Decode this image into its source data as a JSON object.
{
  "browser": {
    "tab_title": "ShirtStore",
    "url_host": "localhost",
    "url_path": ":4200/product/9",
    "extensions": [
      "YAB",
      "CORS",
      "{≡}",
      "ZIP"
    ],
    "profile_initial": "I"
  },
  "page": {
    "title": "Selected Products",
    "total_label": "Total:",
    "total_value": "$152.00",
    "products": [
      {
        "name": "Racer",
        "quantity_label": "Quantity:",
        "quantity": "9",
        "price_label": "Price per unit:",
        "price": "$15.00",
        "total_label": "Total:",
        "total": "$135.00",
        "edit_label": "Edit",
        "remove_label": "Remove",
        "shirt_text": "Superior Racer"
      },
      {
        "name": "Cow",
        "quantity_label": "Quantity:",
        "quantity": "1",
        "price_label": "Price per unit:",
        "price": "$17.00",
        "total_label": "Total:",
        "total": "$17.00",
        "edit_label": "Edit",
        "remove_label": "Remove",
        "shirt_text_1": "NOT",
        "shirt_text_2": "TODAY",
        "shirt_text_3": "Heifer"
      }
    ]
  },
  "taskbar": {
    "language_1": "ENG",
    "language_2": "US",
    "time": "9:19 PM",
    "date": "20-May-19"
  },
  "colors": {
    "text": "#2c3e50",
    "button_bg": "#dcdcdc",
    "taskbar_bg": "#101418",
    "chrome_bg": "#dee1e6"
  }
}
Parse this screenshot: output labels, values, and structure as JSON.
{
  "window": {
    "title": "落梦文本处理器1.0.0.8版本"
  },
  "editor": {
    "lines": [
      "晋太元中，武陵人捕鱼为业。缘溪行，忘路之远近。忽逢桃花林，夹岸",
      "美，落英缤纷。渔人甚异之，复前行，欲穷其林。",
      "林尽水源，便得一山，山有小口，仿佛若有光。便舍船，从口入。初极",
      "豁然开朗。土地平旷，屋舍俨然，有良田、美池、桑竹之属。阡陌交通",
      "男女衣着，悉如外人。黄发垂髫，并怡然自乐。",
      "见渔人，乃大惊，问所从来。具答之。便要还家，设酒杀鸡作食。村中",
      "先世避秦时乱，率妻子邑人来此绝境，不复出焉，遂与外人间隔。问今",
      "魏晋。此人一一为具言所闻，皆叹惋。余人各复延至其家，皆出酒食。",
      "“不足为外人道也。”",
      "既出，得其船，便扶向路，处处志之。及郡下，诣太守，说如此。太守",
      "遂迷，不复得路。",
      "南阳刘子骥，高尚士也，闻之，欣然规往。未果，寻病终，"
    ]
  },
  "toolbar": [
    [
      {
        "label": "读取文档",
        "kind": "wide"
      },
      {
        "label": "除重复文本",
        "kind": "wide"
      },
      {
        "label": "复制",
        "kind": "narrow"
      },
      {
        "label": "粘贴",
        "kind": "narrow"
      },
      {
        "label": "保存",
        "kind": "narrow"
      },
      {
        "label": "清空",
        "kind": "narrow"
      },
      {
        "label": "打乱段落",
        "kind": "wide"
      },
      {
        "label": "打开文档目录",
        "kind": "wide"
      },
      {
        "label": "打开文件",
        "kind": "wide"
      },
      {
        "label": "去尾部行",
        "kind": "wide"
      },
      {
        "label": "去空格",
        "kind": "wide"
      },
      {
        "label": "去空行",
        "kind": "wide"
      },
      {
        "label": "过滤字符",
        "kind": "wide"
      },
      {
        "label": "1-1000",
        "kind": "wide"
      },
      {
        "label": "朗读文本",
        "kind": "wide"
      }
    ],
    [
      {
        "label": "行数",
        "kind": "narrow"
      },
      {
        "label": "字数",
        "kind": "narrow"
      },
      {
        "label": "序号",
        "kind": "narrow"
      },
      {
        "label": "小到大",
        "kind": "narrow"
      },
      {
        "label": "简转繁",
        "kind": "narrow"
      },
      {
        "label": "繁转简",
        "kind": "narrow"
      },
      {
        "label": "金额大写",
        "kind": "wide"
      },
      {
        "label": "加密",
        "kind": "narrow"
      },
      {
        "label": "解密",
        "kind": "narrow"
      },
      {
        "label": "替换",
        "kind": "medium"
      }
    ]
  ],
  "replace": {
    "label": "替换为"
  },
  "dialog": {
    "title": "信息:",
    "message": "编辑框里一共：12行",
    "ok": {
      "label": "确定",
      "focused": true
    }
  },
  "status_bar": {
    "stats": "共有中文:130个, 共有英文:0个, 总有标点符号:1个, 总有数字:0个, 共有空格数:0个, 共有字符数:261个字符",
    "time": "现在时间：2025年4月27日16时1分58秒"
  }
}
━━━
STATED TASK: Quote each line of the listing above exactly.

EXERCISE RESULT:
Decode this image into its source data as a JSON object.
{
  "browser": {
    "tab_title": "ShirtStore",
    "url_host": "localhost",
    "url_path": ":4200/product/9",
    "extensions": [
      "YAB",
      "CORS",
      "{≡}",
      "ZIP"
    ],
    "profile_initial": "I"
  },
  "page": {
    "title": "Selected Products",
    "total_label": "Total:",
    "total_value": "$152.00",
    "products": [
      {
        "name": "Racer",
        "quantity_label": "Quantity:",
        "quantity": "9",
        "price_label": "Price per unit:",
        "price": "$15.00",
        "total_label": "Total:",
        "total": "$135.00",
        "edit_label": "Edit",
        "remove_label": "Remove",
        "shirt_text": "Superior Racer"
      },
      {
        "name": "Cow",
        "quantity_label": "Quantity:",
        "quantity": "1",
        "price_label": "Price per unit:",
        "price": "$17.00",
        "total_label": "Total:",
        "total": "$17.00",
        "edit_label": "Edit",
        "remove_label": "Remove",
        "shirt_text_1": "NOT",
        "shirt_text_2": "TODAY",
        "shirt_text_3": "Heifer"
      }
    ]
  },
  "taskbar": {
    "language_1": "ENG",
    "language_2": "US",
    "time": "9:19 PM",
    "date": "20-May-19"
  },
  "colors": {
    "text": "#2c3e50",
    "button_bg": "#dcdcdc",
    "taskbar_bg": "#101418",
    "chrome_bg": "#dee1e6"
  }
}
Parse this screenshot: output labels, values, and structure as JSON.
{
  "window": {
    "title": "落梦文本处理器1.0.0.8版本"
  },
  "editor": {
    "lines": [
      "晋太元中，武陵人捕鱼为业。缘溪行，忘路之远近。忽逢桃花林，夹岸",
      "美，落英缤纷。渔人甚异之，复前行，欲穷其林。",
      "林尽水源，便得一山，山有小口，仿佛若有光。便舍船，从口入。初极",
      "豁然开朗。土地平旷，屋舍俨然，有良田、美池、桑竹之属。阡陌交通",
      "男女衣着，悉如外人。黄发垂髫，并怡然自乐。",
      "见渔人，乃大惊，问所从来。具答之。便要还家，设酒杀鸡作食。村中",
      "先世避秦时乱，率妻子邑人来此绝境，不复出焉，遂与外人间隔。问今",
      "魏晋。此人一一为具言所闻，皆叹惋。余人各复延至其家，皆出酒食。",
      "“不足为外人道也。”",
      "既出，得其船，便扶向路，处处志之。及郡下，诣太守，说如此。太守",
      "遂迷，不复得路。",
      "南阳刘子骥，高尚士也，闻之，欣然规往。未果，寻病终，"
    ]
  },
  "toolbar": [
    [
      {
        "label": "读取文档",
        "kind": "wide"
      },
      {
        "label": "除重复文本",
        "kind": "wide"
      },
      {
        "label": "复制",
        "kind": "narrow"
      },
      {
        "label": "粘贴",
        "kind": "narrow"
      },
      {
        "label": "保存",
        "kind": "narrow"
      },
      {
        "label": "清空",
        "kind": "narrow"
      },
      {
        "label": "打乱段落",
        "kind": "wide"
      },
      {
        "label": "打开文档目录",
        "kind": "wide"
      },
      {
        "label": "打开文件",
        "kind": "wide"
      },
      {
        "label": "去尾部行",
        "kind": "wide"
      },
      {
        "label": "去空格",
        "kind": "wide"
      },
      {
        "label": "去空行",
        "kind": "wide"
      },
      {
        "label": "过滤字符",
        "kind": "wide"
      },
      {
        "label": "1-1000",
        "kind": "wide"
      },
      {
        "label": "朗读文本",
        "kind": "wide"
      }
    ],
    [
      {
        "label": "行数",
        "kind": "narrow"
      },
      {
        "label": "字数",
        "kind": "narrow"
      },
      {
        "label": "序号",
        "kind": "narrow"
      },
      {
        "label": "小到大",
        "kind": "narrow"
      },
      {
        "label": "简转繁",
        "kind": "narrow"
      },
      {
        "label": "繁转简",
        "kind": "narrow"
      },
      {
        "label": "金额大写",
        "kind": "wide"
      },
      {
        "label": "加密",
        "kind": "narrow"
      },
      {
        "label": "解密",
        "kind": "narrow"
      },
      {
        "label": "替换",
        "kind": "medium"
      }
    ]
  ],
  "replace": {
    "label": "替换为"
  },
  "dialog": {
    "title": "信息:",
    "message": "编辑框里一共：12行",
    "ok": {
      "label": "确定",
      "focused": true
    }
  },
  "status_bar": {
    "stats": "共有中文:130个, 共有英文:0个, 总有标点符号:1个, 总有数字:0个, 共有空格数:0个, 共有字符数:261个字符",
    "time": "现在时间：2025年4月27日16时1分58秒"
  }
}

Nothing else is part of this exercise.